─── EXTRACT TO READ
In 1969, Esenin-Volpin signed the first Appeal to The UN Committee for Human Rights, drafted by the Initiative Group for the Defense of Human Rights in the USSR. In 1970, he joined the Committee on Human Rights in the USSR and worked with Yuri Orlov, Andrei Sakharov and other Soviet human rights activists.

== Emigration ==
In May 1972, Esenin-Volpin emigrated to the United States at the insistence of the Soviet government, but his Soviet citizenship was not revoked as was customary at the time for exiled people. He worked at the University of Buffalo and Boston University, first as a professor then as a librarian. In 1973, he was one of the signers of the Humanist Manifesto.

In 1977, Esenin-Volpin again alarmed the Soviet authorities by threatening to sue them for spreading rumours that he was mentally ill.

In 2005, Esenin-Volpin participated in "They Chose Freedom", a four-part television documentary on the history of the Soviet dissident movement.

Esenin-Volpin died on March 16, 2016 in Boston at the age of 91.

==Mathematics==
His early work was in general topology, where he introduced Esenin-Volpin's theorem. Most of his later work was on the foundations of mathematics, where he introduced ultrafinitism, an extreme form of constructive mathematics that casts doubt on the existence of not only infinite sets, but even of large integers such as 10^{12}.
──────
**TASK LIST**.
1. Decide whether each statement agrees with the passage on Esenin-Volpin. Answer yes or no for each and quote the words of the passage that settle it.
(a) Esenin-Volpin joined the Committee on Human Rights in the USSR in 1970.
(b) When Esenin-Volpin emigrated, his Soviet citizenship was revoked.
(c) Ultrafinitism doubts the existence of infinite sets but accepts large integers.
2. Print the passage on Esenin-Volpin word for word, starting at the words "In 1969, Esenin-Volpin" and stopping after the words "the Humanist Manifesto.".
─── DATA TO EXAMINE
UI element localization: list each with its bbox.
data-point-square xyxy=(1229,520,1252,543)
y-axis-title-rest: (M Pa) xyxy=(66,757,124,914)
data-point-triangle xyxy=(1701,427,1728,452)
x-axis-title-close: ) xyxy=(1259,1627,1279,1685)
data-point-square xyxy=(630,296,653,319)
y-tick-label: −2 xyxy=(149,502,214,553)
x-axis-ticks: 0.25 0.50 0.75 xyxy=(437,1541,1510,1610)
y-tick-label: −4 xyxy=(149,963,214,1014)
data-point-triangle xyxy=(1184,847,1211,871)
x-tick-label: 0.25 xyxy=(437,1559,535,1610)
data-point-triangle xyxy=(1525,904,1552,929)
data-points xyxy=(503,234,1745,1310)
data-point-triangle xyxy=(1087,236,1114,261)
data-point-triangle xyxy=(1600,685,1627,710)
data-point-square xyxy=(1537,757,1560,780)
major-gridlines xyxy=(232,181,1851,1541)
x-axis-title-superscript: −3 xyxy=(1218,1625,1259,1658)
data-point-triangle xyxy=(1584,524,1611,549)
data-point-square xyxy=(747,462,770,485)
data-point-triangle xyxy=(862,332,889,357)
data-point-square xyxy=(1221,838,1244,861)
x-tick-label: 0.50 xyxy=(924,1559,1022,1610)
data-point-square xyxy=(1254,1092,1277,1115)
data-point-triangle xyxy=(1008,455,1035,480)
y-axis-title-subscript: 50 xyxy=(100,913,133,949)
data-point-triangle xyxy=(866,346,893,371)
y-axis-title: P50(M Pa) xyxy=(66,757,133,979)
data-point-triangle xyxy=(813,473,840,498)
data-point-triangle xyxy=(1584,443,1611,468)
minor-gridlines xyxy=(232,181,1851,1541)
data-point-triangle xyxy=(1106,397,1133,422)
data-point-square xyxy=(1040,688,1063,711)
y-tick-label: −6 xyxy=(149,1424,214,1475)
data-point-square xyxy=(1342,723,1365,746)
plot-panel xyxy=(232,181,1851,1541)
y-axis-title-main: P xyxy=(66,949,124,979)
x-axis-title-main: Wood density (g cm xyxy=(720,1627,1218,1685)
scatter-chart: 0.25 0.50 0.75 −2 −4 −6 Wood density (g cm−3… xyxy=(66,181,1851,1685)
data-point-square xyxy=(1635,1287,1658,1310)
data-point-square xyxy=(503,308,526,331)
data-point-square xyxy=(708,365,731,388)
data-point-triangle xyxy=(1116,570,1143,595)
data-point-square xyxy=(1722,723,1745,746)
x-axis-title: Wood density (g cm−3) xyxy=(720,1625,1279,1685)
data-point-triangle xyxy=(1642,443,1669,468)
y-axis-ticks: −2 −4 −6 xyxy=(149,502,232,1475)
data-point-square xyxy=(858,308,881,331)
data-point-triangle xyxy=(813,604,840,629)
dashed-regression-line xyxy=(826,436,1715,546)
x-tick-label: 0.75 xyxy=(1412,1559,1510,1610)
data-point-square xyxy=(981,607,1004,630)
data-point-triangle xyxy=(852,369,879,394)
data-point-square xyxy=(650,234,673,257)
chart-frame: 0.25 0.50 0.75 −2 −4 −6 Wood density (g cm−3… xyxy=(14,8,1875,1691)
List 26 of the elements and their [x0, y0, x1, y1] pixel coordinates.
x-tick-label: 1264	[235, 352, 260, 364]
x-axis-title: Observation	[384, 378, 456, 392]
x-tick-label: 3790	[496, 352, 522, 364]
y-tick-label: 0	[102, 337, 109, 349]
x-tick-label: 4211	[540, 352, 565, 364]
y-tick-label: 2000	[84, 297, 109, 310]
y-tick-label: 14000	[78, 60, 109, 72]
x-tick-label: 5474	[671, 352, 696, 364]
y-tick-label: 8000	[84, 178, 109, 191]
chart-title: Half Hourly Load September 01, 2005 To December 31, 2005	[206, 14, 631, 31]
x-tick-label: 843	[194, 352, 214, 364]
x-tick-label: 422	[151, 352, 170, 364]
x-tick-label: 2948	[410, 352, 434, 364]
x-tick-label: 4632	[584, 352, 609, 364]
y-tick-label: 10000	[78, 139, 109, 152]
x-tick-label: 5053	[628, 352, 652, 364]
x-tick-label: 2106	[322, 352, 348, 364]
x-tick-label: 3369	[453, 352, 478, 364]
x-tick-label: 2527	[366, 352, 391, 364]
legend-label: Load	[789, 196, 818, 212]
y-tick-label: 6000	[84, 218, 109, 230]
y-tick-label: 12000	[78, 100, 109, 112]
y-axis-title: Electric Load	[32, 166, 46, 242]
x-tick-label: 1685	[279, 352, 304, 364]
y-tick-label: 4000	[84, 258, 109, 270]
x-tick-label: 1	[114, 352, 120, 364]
──────
**EXPECTED OUTPUTS**.
1.
(a) Yes: "In 1970, he joined the Committee on Human Rights in the USSR"
(b) No: "his Soviet citizenship was not revoked as was customary at the time for exiled people"
(c) No: "casts doubt on the existence of not only infinite sets, but even of large integers such as 10^{12}"

2.
In 1969, Esenin-Volpin signed the first Appeal to The UN Committee for Human Rights, drafted by the Initiative Group for the Defense of Human Rights in the USSR. In 1970, he joined the Committee on Human Rights in the USSR and worked with Yuri Orlov, Andrei Sakharov and other Soviet human rights activists.

== Emigration ==
In May 1972, Esenin-Volpin emigrated to the United States at the insistence of the Soviet government, but his Soviet citizenship was not revoked as was customary at the time for exiled people. He worked at the University of Buffalo and Boston University, first as a professor then as a librarian. In 1973, he was one of the signers of the Humanist Manifesto.